>>>

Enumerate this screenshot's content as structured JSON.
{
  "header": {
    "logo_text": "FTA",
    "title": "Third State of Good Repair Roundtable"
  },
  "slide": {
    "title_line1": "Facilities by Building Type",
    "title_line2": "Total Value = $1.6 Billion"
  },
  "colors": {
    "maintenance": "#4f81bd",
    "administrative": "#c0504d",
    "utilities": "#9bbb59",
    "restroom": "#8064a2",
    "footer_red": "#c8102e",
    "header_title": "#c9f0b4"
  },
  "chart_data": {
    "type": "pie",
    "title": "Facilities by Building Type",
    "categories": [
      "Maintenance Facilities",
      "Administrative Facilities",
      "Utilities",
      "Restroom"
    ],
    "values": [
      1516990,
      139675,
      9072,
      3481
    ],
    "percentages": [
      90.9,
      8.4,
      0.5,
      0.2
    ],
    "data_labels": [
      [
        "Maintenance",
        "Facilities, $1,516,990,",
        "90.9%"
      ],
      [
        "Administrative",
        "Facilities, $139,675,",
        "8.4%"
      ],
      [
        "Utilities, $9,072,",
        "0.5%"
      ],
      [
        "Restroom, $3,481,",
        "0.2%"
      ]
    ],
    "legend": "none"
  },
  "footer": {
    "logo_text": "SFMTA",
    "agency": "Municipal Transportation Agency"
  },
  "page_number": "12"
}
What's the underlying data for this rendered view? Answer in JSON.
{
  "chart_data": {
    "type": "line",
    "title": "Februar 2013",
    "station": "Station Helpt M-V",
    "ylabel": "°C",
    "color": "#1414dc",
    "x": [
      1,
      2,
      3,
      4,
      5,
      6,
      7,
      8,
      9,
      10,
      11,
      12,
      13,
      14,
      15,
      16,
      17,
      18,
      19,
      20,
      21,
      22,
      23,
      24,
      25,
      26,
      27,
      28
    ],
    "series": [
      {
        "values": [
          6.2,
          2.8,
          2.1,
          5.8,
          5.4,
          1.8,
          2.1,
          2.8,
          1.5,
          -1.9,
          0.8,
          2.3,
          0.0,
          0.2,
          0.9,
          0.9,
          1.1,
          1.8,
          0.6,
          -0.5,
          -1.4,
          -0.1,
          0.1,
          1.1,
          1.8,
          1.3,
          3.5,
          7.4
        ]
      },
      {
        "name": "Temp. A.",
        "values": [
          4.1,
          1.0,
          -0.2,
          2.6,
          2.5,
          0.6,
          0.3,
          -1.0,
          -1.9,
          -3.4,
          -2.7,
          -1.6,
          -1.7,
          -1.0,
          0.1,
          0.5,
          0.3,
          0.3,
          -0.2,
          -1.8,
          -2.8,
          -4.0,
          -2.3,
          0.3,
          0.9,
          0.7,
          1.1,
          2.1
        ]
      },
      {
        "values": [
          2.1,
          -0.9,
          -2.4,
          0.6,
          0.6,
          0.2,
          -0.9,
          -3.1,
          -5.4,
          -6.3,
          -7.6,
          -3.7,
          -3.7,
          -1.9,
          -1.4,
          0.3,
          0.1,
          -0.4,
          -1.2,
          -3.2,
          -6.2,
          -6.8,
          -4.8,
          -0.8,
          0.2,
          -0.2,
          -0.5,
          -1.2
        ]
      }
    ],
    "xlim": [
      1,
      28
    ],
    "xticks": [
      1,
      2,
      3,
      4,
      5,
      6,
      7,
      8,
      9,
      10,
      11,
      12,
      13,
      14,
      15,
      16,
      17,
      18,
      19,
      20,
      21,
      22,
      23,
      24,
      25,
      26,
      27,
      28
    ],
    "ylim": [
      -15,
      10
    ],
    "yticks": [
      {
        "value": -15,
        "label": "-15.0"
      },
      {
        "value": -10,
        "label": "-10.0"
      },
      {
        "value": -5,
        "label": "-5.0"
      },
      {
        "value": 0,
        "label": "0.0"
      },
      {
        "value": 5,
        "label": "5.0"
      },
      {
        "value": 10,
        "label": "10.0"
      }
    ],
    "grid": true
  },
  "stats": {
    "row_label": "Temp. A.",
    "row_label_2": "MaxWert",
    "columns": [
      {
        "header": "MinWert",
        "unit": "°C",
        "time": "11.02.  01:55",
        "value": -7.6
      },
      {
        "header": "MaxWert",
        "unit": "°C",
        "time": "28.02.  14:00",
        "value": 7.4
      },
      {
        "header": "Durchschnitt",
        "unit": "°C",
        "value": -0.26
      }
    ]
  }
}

<<<

◆ WHAT TO PRODUCE ◆
Your task is to retype all of the records exactly.

◆ THE RESULT ◆
Enumerate this screenshot's content as structured JSON.
{
  "header": {
    "logo_text": "FTA",
    "title": "Third State of Good Repair Roundtable"
  },
  "slide": {
    "title_line1": "Facilities by Building Type",
    "title_line2": "Total Value = $1.6 Billion"
  },
  "colors": {
    "maintenance": "#4f81bd",
    "administrative": "#c0504d",
    "utilities": "#9bbb59",
    "restroom": "#8064a2",
    "footer_red": "#c8102e",
    "header_title": "#c9f0b4"
  },
  "chart_data": {
    "type": "pie",
    "title": "Facilities by Building Type",
    "categories": [
      "Maintenance Facilities",
      "Administrative Facilities",
      "Utilities",
      "Restroom"
    ],
    "values": [
      1516990,
      139675,
      9072,
      3481
    ],
    "percentages": [
      90.9,
      8.4,
      0.5,
      0.2
    ],
    "data_labels": [
      [
        "Maintenance",
        "Facilities, $1,516,990,",
        "90.9%"
      ],
      [
        "Administrative",
        "Facilities, $139,675,",
        "8.4%"
      ],
      [
        "Utilities, $9,072,",
        "0.5%"
      ],
      [
        "Restroom, $3,481,",
        "0.2%"
      ]
    ],
    "legend": "none"
  },
  "footer": {
    "logo_text": "SFMTA",
    "agency": "Municipal Transportation Agency"
  },
  "page_number": "12"
}
What's the underlying data for this rendered view? Answer in JSON.
{
  "chart_data": {
    "type": "line",
    "title": "Februar 2013",
    "station": "Station Helpt M-V",
    "ylabel": "°C",
    "color": "#1414dc",
    "x": [
      1,
      2,
      3,
      4,
      5,
      6,
      7,
      8,
      9,
      10,
      11,
      12,
      13,
      14,
      15,
      16,
      17,
      18,
      19,
      20,
      21,
      22,
      23,
      24,
      25,
      26,
      27,
      28
    ],
    "series": [
      {
        "values": [
          6.2,
          2.8,
          2.1,
          5.8,
          5.4,
          1.8,
          2.1,
          2.8,
          1.5,
          -1.9,
          0.8,
          2.3,
          0.0,
          0.2,
          0.9,
          0.9,
          1.1,
          1.8,
          0.6,
          -0.5,
          -1.4,
          -0.1,
          0.1,
          1.1,
          1.8,
          1.3,
          3.5,
          7.4
        ]
      },
      {
        "name": "Temp. A.",
        "values": [
          4.1,
          1.0,
          -0.2,
          2.6,
          2.5,
          0.6,
          0.3,
          -1.0,
          -1.9,
          -3.4,
          -2.7,
          -1.6,
          -1.7,
          -1.0,
          0.1,
          0.5,
          0.3,
          0.3,
          -0.2,
          -1.8,
          -2.8,
          -4.0,
          -2.3,
          0.3,
          0.9,
          0.7,
          1.1,
          2.1
        ]
      },
      {
        "values": [
          2.1,
          -0.9,
          -2.4,
          0.6,
          0.6,
          0.2,
          -0.9,
          -3.1,
          -5.4,
          -6.3,
          -7.6,
          -3.7,
          -3.7,
          -1.9,
          -1.4,
          0.3,
          0.1,
          -0.4,
          -1.2,
          -3.2,
          -6.2,
          -6.8,
          -4.8,
          -0.8,
          0.2,
          -0.2,
          -0.5,
          -1.2
        ]
      }
    ],
    "xlim": [
      1,
      28
    ],
    "xticks": [
      1,
      2,
      3,
      4,
      5,
      6,
      7,
      8,
      9,
      10,
      11,
      12,
      13,
      14,
      15,
      16,
      17,
      18,
      19,
      20,
      21,
      22,
      23,
      24,
      25,
      26,
      27,
      28
    ],
    "ylim": [
      -15,
      10
    ],
    "yticks": [
      {
        "value": -15,
        "label": "-15.0"
      },
      {
        "value": -10,
        "label": "-10.0"
      },
      {
        "value": -5,
        "label": "-5.0"
      },
      {
        "value": 0,
        "label": "0.0"
      },
      {
        "value": 5,
        "label": "5.0"
      },
      {
        "value": 10,
        "label": "10.0"
      }
    ],
    "grid": true
  },
  "stats": {
    "row_label": "Temp. A.",
    "row_label_2": "MaxWert",
    "columns": [
      {
        "header": "MinWert",
        "unit": "°C",
        "time": "11.02.  01:55",
        "value": -7.6
      },
      {
        "header": "MaxWert",
        "unit": "°C",
        "time": "28.02.  14:00",
        "value": 7.4
      },
      {
        "header": "Durchschnitt",
        "unit": "°C",
        "value": -0.26
      }
    ]
  }
}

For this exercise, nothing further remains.